[START]

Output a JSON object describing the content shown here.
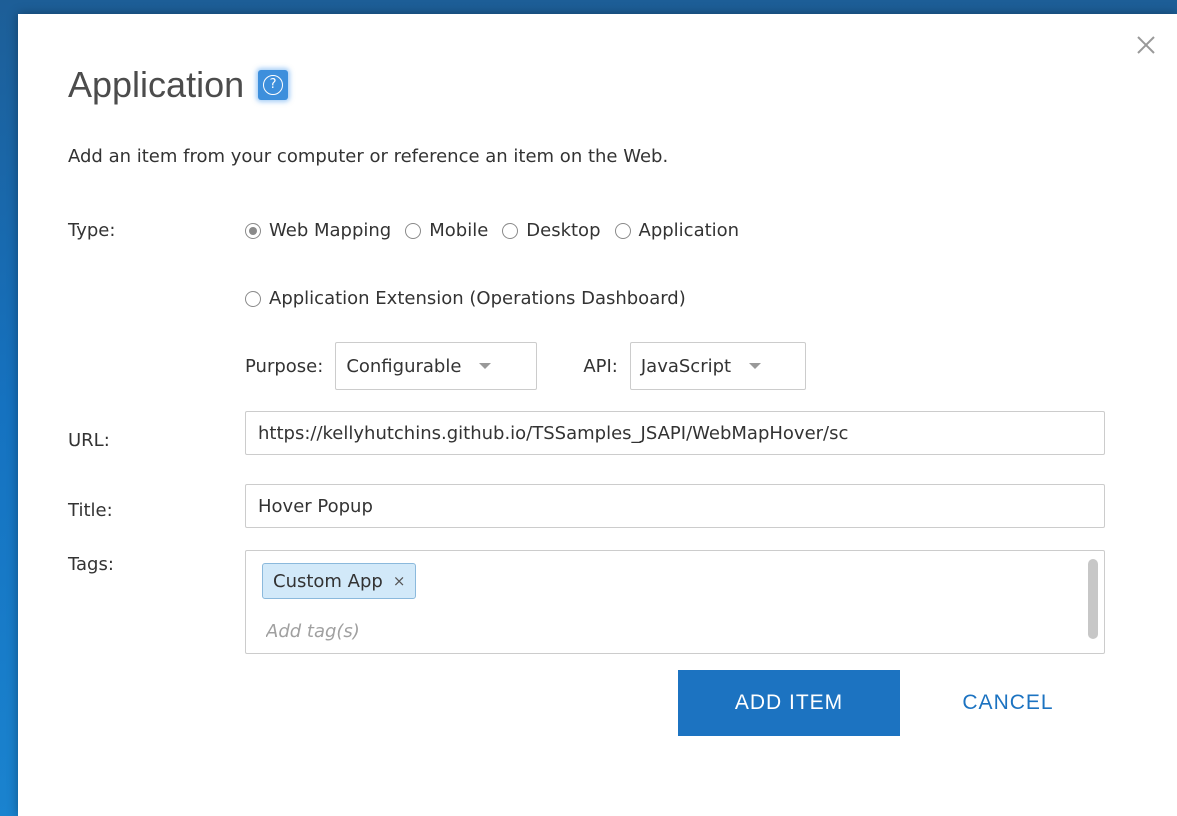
{
  "dialog": {
    "title": "Application",
    "help_icon": "question-mark-icon",
    "close_icon": "close-icon",
    "subtitle": "Add an item from your computer or reference an item on the Web."
  },
  "form": {
    "type_label": "Type:",
    "type_options": [
      {
        "label": "Web Mapping",
        "checked": true
      },
      {
        "label": "Mobile",
        "checked": false
      },
      {
        "label": "Desktop",
        "checked": false
      },
      {
        "label": "Application",
        "checked": false
      },
      {
        "label": "Application Extension (Operations Dashboard)",
        "checked": false
      }
    ],
    "purpose_label": "Purpose:",
    "purpose_value": "Configurable",
    "api_label": "API:",
    "api_value": "JavaScript",
    "url_label": "URL:",
    "url_value": "https://kellyhutchins.github.io/TSSamples_JSAPI/WebMapHover/sc",
    "title_label": "Title:",
    "title_value": "Hover Popup",
    "tags_label": "Tags:",
    "tags": [
      {
        "label": "Custom App",
        "remove": "×"
      }
    ],
    "tags_placeholder": "Add tag(s)"
  },
  "actions": {
    "add_label": "ADD ITEM",
    "cancel_label": "CANCEL"
  },
  "colors": {
    "accent": "#1c73c1",
    "tag_background": "#d2e9f9",
    "help_icon_bg": "#3d8fdc"
  }
}
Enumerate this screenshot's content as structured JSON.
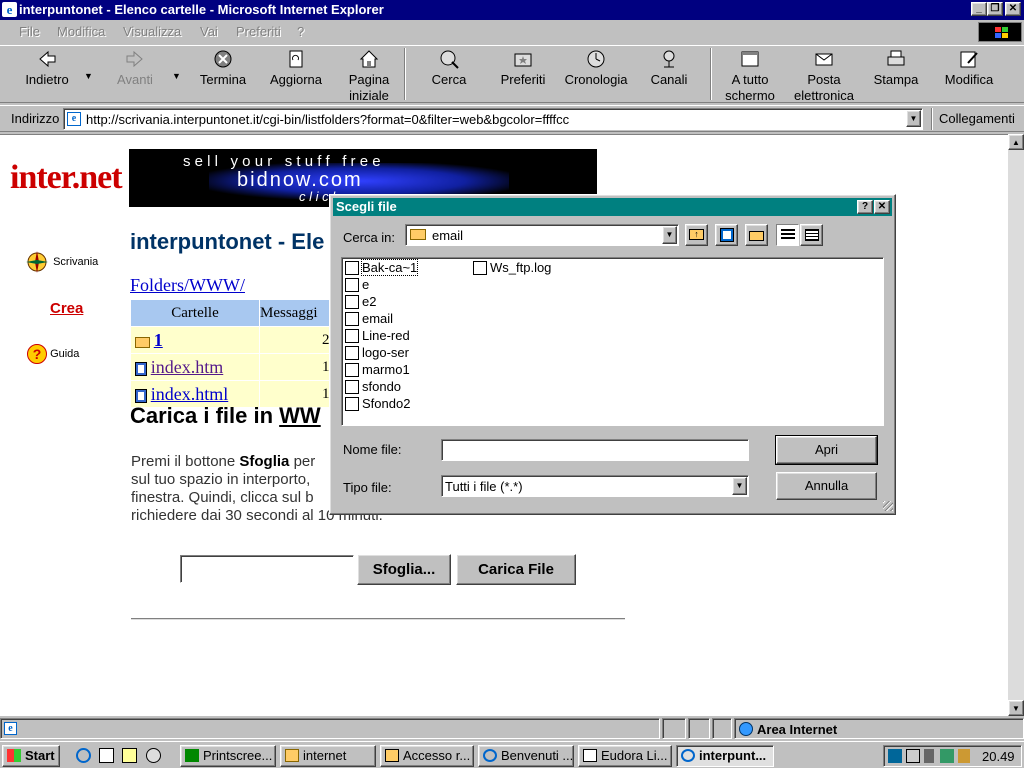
{
  "window": {
    "title": "interpuntonet - Elenco cartelle - Microsoft Internet Explorer"
  },
  "menu": [
    "File",
    "Modifica",
    "Visualizza",
    "Vai",
    "Preferiti",
    "?"
  ],
  "toolbar": {
    "back": "Indietro",
    "forward": "Avanti",
    "stop": "Termina",
    "refresh": "Aggiorna",
    "home_1": "Pagina",
    "home_2": "iniziale",
    "search": "Cerca",
    "favorites": "Preferiti",
    "history": "Cronologia",
    "channels": "Canali",
    "fullscreen_1": "A tutto",
    "fullscreen_2": "schermo",
    "mail_1": "Posta",
    "mail_2": "elettronica",
    "print": "Stampa",
    "edit": "Modifica"
  },
  "address": {
    "label": "Indirizzo",
    "url": "http://scrivania.interpuntonet.it/cgi-bin/listfolders?format=0&filter=web&bgcolor=ffffcc",
    "links": "Collegamenti"
  },
  "page": {
    "logo": "inter.net",
    "banner_line1": "s e l l   y o u r   s t u f f   f r e e",
    "banner_line2": "bidnow.com",
    "banner_line3": "c l i c k",
    "heading": "interpuntonet - Ele",
    "nav": {
      "scrivania": "Scrivania",
      "crea": "Crea",
      "guida": "Guida"
    },
    "path": "Folders/WWW/",
    "table": {
      "headers": [
        "Cartelle",
        "Messaggi"
      ],
      "rows": [
        {
          "name": "1",
          "count": "2"
        },
        {
          "name": "index.htm",
          "count": "1"
        },
        {
          "name": "index.html",
          "count": "1"
        }
      ]
    },
    "upload_heading_prefix": "Carica i file in ",
    "upload_heading_link": "WW",
    "para1_a": "Premi il bottone ",
    "para1_b": "Sfoglia",
    "para1_c": " per",
    "para2": "sul tuo spazio in interporto,",
    "para3": "finestra. Quindi, clicca sul b",
    "para4": "richiedere dai 30 secondi al 10 minuti.",
    "browse_button": "Sfoglia...",
    "upload_button": "Carica File"
  },
  "dialog": {
    "title": "Scegli file",
    "look_in_label": "Cerca in:",
    "look_in_value": "email",
    "files_col1": [
      "Bak-ca~1",
      "e",
      "e2",
      "email",
      "Line-red",
      "logo-ser",
      "marmo1",
      "sfondo",
      "Sfondo2"
    ],
    "files_col2": [
      "Ws_ftp.log"
    ],
    "filename_label": "Nome file:",
    "filename_value": "",
    "filetype_label": "Tipo file:",
    "filetype_value": "Tutti i file (*.*)",
    "open_button": "Apri",
    "cancel_button": "Annulla"
  },
  "status": {
    "zone": "Area Internet"
  },
  "taskbar": {
    "start": "Start",
    "tasks": [
      "Printscree...",
      "internet",
      "Accesso r...",
      "Benvenuti ...",
      "Eudora Li...",
      "interpunt..."
    ],
    "clock": "20.49"
  }
}
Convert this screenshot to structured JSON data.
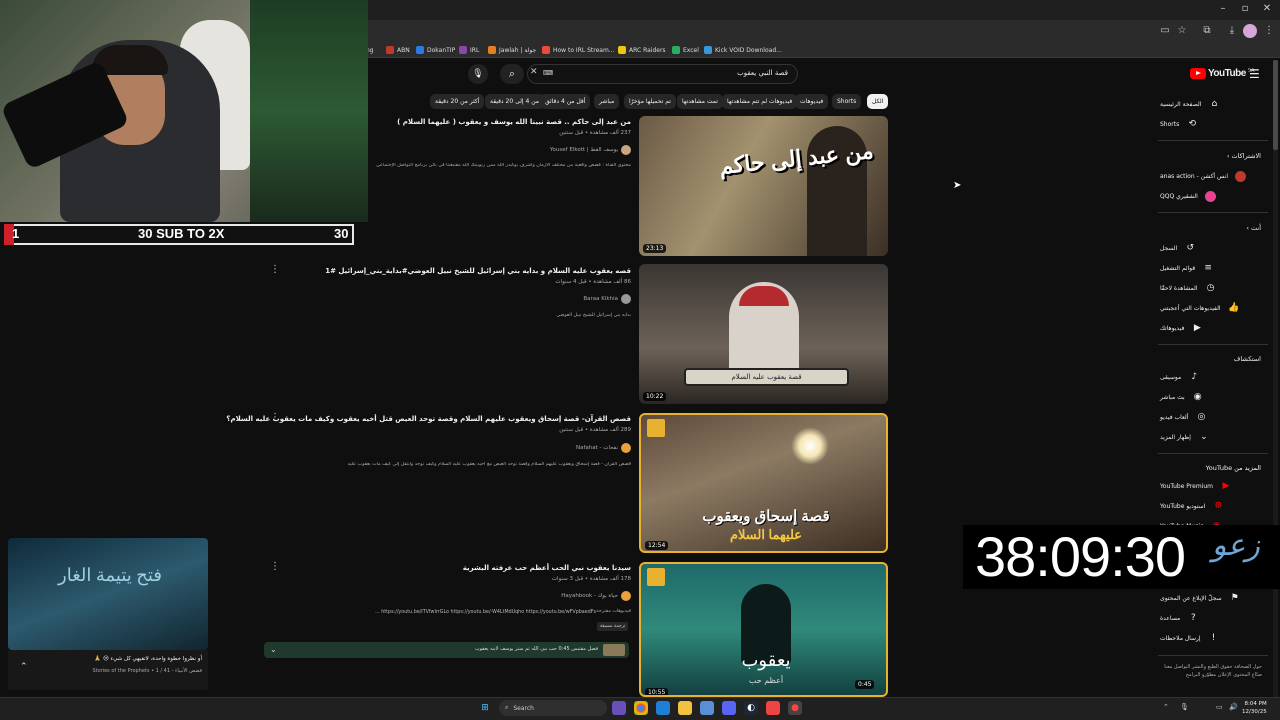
{
  "browser": {
    "bookmarks": [
      {
        "label": "ng",
        "color": "#888888"
      },
      {
        "label": "ABN",
        "color": "#c0392b"
      },
      {
        "label": "DokanTIP",
        "color": "#2c7be5"
      },
      {
        "label": "IRL",
        "color": "#8e44ad"
      },
      {
        "label": "Jawlah | جولة",
        "color": "#e67e22"
      },
      {
        "label": "How to IRL Stream...",
        "color": "#e74c3c"
      },
      {
        "label": "ARC Raiders",
        "color": "#f1c40f"
      },
      {
        "label": "Excel",
        "color": "#27ae60"
      },
      {
        "label": "Kick VOID Download...",
        "color": "#3498db"
      }
    ]
  },
  "webcam": {
    "sub_goal": "30 SUB TO 2X",
    "count_left": "1",
    "count_right": "30"
  },
  "search": {
    "query": "قصة النبي يعقوب"
  },
  "logo": {
    "word": "YouTube",
    "region": "SA"
  },
  "chips": [
    "الكل",
    "Shorts",
    "فيديوهات",
    "فيديوهات لم تتم مشاهدتها",
    "تمت مشاهدتها",
    "تم تحميلها مؤخرًا",
    "مباشر",
    "أقل من 4 دقائق",
    "من 4 إلى 20 دقيقة",
    "أكثر من 20 دقيقة"
  ],
  "results": [
    {
      "title": "من عبد إلى حاكم .. قصة نبينا الله يوسف و يعقوب ( عليهما السلام )",
      "meta": "237 ألف مشاهدة • قبل سنتين",
      "channel": "Yousef Elkott | يوسف القط",
      "desc": "محتوى القناة : قصص واقعية من مختلف الأزمان وأشرف يوكيدر الله ممن ربوبيتك الله مقتبعتنا في بالي برنامج التواصل الإجتماعي",
      "duration": "23:13",
      "thumb_text": "من عبد إلى حاكم"
    },
    {
      "title": "قصه يعقوب عليه السلام و بدايه بني إسرائيل للشيخ نبيل العوضي#بداية_بني_إسرائيل #1",
      "meta": "86 ألف مشاهدة • قبل 4 سنوات",
      "channel": "Baraa Kikhia",
      "desc": "بدايه بني إسرائيل للشيخ نبيل العوضي",
      "duration": "10:22",
      "thumb_text": "قصة يعقوب عليه السلام"
    },
    {
      "title": "قصص القرآن- قصة إسحاق ويعقوب عليهم السلام وقصة توحد العيص قتل أخيه يعقوب وكيف مات يعقوب عليه السلام؟",
      "meta": "289 ألف مشاهدة • قبل سنتين",
      "channel": "Nafahat - نفحات",
      "desc": "قصص القرآن - قصة إسحاق ويعقوب عليهم السلام وقصة توحد العيص مع أخيه يعقوب عليه السلام وكيف توحد وانتقل إلى كيف مات يعقوب عليه",
      "duration": "12:54",
      "thumb_text": "قصة إسحاق ويعقوب",
      "thumb_sub": "عليهما السلام"
    },
    {
      "title": "سيدنا يعقوب نبي الحب أعظم حب عرفته البشرية",
      "meta": "178 ألف مشاهدة • قبل 3 سنوات",
      "channel": "Hayahbook - حياة بوك",
      "desc": "فيديوهات مقترحة",
      "links": "https://youtu.be/ITVfwIrrGLo https://youtu.be/-W4LtMdUqho https://youtu.be/wFVpbaedFs ...",
      "badge": "ترجمة مسبقة",
      "duration": "10:55",
      "thumb_text": "يعقوب",
      "thumb_sub": "أعظم حب",
      "thumb_time2": "0:45"
    }
  ],
  "chapter": {
    "label": "فصل مقتبس",
    "time": "0:45",
    "text": "حب نبي الله تم ستر يوسف لابنه يعقوب"
  },
  "sidebar": {
    "main": [
      {
        "label": "الصفحة الرئيسية",
        "icon": "home-icon"
      },
      {
        "label": "Shorts",
        "icon": "shorts-icon"
      }
    ],
    "subs_title": "الاشتراكات",
    "subs": [
      {
        "label": "انس أكشن - anas action",
        "color": "#c0392b"
      },
      {
        "label": "الشقيري QQQ",
        "color": "#e84393"
      }
    ],
    "you_title": "أنت",
    "you": [
      {
        "label": "السجل",
        "icon": "history-icon"
      },
      {
        "label": "قوائم التشغيل",
        "icon": "playlist-icon"
      },
      {
        "label": "المشاهدة لاحقًا",
        "icon": "clock-icon"
      },
      {
        "label": "الفيديوهات التي أعجبتني",
        "icon": "like-icon"
      },
      {
        "label": "فيديوهاتك",
        "icon": "your-videos-icon"
      }
    ],
    "explore_title": "استكشاف",
    "explore": [
      {
        "label": "موسيقى",
        "icon": "music-icon"
      },
      {
        "label": "بث مباشر",
        "icon": "live-icon"
      },
      {
        "label": "ألعاب فيديو",
        "icon": "gaming-icon"
      },
      {
        "label": "إظهار المزيد",
        "icon": "chevron-down-icon"
      }
    ],
    "more_title": "المزيد من YouTube",
    "more": [
      {
        "label": "YouTube Premium",
        "color": "#ff0000"
      },
      {
        "label": "استوديو YouTube",
        "color": "#ff0000"
      },
      {
        "label": "YouTube Music",
        "color": "#ff0000"
      }
    ],
    "settings": [
      {
        "label": "سجلّ الإبلاغ عن المحتوى",
        "icon": "flag-icon"
      },
      {
        "label": "مساعدة",
        "icon": "help-icon"
      },
      {
        "label": "إرسال ملاحظات",
        "icon": "feedback-icon"
      }
    ],
    "footer": "حول   الصحافة   حقوق الطبع والنشر   التواصل معنا   صنّاع المحتوى   الإعلان   مطوّرو البرامج"
  },
  "overlays": {
    "timer": "38:09:30",
    "timer_mark": "زعو",
    "mini_player_text": "فتح يتيمة الغار",
    "episode_title": "أو نظروا خطوة واحدة، لاتقيهي كل شيء 😢 🙏",
    "episode_meta": "قصص الأنبياء - Stories of the Prophets • 1 / 41"
  },
  "taskbar": {
    "search_label": "Search",
    "time": "8:04 PM",
    "date": "12/30/25"
  }
}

[END]

EXERCISE REQUIREMENTS. In the records above, how many lines contain the word "أعظم"? Give the number alone.

OUTPUT OF THE TASK. 2